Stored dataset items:
------------------------------------------------

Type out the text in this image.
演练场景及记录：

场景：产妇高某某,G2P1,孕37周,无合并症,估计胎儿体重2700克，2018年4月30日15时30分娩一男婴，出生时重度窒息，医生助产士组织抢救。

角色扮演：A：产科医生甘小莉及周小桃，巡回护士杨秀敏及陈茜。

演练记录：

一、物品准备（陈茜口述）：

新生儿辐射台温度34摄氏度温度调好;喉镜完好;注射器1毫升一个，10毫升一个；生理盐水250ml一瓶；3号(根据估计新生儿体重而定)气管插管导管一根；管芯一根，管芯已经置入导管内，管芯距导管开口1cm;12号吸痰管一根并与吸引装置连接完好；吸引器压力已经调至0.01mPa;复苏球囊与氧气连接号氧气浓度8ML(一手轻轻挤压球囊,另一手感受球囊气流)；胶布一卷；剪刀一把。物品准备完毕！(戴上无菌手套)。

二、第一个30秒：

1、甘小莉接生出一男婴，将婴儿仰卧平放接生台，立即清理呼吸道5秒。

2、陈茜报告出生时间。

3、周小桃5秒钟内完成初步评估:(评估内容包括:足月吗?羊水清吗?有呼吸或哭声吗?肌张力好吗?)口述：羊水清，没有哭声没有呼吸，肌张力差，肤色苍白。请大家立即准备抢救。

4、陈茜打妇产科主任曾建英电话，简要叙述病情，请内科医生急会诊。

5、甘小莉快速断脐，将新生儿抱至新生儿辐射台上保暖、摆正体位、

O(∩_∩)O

------------------------------------------------

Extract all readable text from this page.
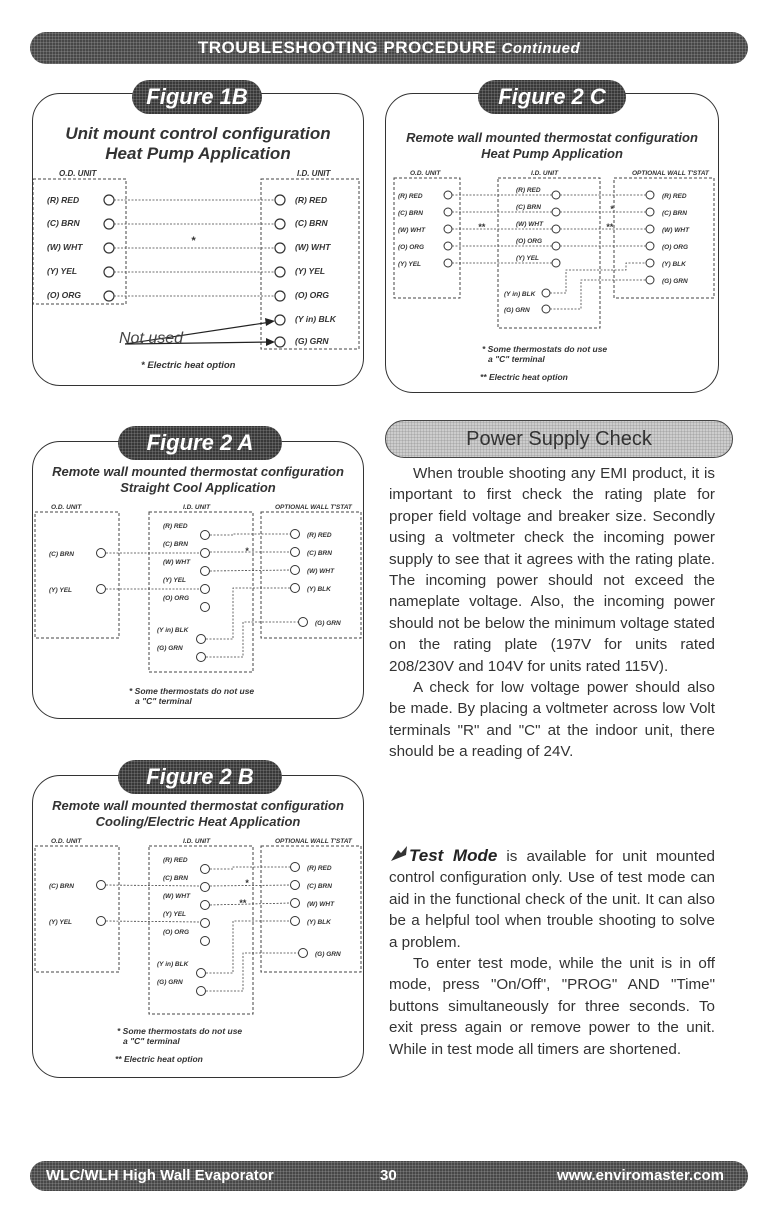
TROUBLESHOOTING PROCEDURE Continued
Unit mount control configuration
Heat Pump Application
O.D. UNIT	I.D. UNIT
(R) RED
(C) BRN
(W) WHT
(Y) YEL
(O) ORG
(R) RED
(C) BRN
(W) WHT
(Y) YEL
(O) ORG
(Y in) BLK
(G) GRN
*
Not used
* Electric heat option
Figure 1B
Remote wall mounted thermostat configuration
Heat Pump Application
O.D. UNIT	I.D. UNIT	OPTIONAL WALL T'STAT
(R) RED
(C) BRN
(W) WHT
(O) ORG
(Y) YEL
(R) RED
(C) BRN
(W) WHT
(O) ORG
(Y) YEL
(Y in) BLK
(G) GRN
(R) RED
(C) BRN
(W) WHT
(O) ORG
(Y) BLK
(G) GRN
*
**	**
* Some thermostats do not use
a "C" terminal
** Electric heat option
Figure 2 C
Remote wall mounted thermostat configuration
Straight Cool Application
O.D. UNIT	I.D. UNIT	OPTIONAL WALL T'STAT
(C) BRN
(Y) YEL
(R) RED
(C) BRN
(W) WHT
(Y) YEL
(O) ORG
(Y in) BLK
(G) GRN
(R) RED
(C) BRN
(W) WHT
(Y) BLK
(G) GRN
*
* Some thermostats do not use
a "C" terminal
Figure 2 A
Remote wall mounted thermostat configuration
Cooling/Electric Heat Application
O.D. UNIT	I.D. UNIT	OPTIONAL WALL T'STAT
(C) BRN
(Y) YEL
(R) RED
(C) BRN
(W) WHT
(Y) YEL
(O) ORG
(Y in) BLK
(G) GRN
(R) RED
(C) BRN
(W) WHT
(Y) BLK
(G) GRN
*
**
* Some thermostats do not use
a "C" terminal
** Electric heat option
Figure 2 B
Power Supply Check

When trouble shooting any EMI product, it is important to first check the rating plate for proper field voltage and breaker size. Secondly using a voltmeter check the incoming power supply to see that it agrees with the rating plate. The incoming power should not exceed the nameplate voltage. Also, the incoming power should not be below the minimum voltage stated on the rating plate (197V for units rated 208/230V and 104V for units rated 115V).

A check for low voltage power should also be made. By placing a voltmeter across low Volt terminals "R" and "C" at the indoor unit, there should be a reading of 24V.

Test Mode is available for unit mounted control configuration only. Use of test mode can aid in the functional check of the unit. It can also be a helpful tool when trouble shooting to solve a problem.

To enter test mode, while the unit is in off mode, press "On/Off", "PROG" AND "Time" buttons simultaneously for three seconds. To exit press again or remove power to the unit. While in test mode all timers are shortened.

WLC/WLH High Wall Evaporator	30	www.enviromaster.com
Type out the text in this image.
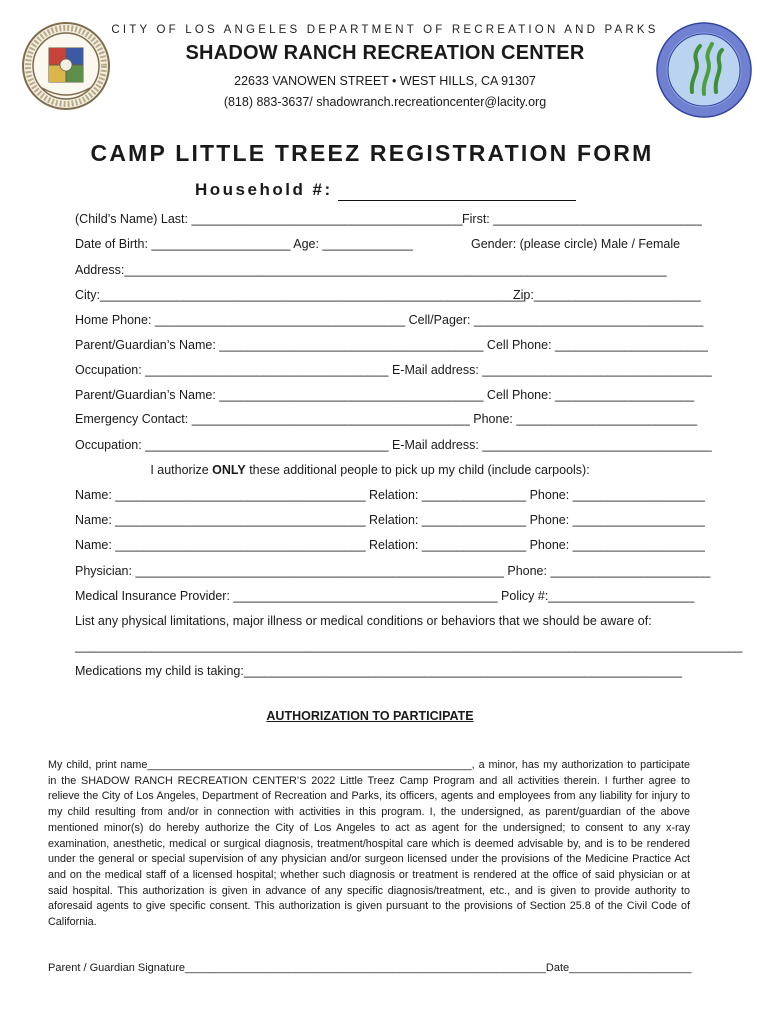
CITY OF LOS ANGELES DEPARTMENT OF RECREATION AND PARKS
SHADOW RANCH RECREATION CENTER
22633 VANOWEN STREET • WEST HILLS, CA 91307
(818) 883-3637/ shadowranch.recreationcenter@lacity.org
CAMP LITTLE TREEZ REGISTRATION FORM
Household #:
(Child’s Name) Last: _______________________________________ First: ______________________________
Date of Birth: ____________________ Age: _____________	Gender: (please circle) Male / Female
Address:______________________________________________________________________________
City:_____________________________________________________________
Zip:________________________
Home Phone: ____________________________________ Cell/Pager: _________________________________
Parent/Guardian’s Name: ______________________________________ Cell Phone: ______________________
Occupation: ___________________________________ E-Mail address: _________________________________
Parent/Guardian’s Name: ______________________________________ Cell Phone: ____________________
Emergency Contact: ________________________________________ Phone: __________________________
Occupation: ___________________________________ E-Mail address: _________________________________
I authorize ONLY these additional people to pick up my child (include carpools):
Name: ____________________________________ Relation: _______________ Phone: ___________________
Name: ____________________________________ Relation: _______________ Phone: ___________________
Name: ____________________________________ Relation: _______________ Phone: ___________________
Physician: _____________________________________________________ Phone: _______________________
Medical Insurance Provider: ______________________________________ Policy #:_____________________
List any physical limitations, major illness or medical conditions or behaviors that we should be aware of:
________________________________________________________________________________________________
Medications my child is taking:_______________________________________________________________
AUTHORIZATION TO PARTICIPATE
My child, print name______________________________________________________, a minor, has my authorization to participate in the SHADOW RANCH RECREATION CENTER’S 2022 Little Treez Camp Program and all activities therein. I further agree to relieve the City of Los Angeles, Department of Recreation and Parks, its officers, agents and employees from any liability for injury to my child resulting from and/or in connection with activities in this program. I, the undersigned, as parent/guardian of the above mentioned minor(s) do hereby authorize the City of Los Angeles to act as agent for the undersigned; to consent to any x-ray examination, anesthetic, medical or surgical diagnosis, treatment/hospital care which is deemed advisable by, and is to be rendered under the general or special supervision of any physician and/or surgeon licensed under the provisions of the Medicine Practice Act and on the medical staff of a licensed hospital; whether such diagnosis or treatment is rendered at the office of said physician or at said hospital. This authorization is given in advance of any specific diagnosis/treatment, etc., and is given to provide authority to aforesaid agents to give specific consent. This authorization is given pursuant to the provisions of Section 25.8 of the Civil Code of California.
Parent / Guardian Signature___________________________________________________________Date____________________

------------------------------------------------

### Exercise details
Copy out every line that includes the word "mode".

### Response for this exercise
Test Mode is available for unit mounted control configuration only. Use of test mode can aid in the functional check of the unit. It can also be a helpful tool when trouble shooting to solve a problem.
To enter test mode, while the unit is in off mode, press "On/Off", "PROG" AND "Time" buttons simultaneously for three seconds. To exit press again or remove power to the unit. While in test mode all timers are shortened.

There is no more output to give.